● STATED TASK:
Pick out each line below containing "What".

Figure dataset records
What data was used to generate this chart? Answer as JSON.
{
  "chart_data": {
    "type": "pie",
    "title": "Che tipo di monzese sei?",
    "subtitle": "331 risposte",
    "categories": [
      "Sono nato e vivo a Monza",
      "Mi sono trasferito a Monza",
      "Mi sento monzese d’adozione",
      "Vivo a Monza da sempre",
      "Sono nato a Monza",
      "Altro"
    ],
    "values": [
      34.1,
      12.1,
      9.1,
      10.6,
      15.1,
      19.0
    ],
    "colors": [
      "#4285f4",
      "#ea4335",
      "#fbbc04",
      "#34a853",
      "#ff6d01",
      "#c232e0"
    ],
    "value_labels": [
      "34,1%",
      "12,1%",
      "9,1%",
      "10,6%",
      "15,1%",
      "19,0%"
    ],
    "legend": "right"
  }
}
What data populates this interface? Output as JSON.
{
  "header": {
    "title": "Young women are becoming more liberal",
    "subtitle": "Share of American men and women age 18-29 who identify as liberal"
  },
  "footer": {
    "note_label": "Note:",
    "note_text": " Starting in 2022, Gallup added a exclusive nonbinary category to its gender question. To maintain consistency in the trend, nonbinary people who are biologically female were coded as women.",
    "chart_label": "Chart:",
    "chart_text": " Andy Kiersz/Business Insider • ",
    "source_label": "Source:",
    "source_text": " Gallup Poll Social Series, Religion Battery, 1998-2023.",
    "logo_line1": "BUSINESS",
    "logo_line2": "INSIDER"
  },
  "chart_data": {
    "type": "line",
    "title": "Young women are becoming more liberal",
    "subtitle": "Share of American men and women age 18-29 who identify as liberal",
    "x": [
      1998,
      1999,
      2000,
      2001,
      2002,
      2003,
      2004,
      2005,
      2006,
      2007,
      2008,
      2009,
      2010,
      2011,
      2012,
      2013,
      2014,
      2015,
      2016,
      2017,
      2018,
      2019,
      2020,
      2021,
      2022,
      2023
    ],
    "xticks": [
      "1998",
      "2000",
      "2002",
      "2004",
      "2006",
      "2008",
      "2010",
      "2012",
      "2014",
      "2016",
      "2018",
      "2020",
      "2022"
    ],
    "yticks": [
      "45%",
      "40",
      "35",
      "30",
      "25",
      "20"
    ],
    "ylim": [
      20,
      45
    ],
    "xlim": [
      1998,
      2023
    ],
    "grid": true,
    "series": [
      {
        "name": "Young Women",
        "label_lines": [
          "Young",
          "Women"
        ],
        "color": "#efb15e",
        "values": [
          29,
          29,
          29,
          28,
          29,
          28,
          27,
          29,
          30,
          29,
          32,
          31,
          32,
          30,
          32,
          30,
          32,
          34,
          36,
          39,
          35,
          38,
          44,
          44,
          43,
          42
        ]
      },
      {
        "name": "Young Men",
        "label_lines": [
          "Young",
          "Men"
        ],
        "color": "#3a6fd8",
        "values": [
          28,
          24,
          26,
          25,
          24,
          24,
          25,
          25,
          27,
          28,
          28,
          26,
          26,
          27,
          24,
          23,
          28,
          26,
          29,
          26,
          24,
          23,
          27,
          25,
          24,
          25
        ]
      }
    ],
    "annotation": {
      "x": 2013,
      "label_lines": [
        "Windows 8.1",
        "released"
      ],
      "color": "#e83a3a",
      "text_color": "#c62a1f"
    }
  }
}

● WRITTEN RESPONSE:
What data was used to generate this chart? Answer as JSON.
What data populates this interface? Output as JSON.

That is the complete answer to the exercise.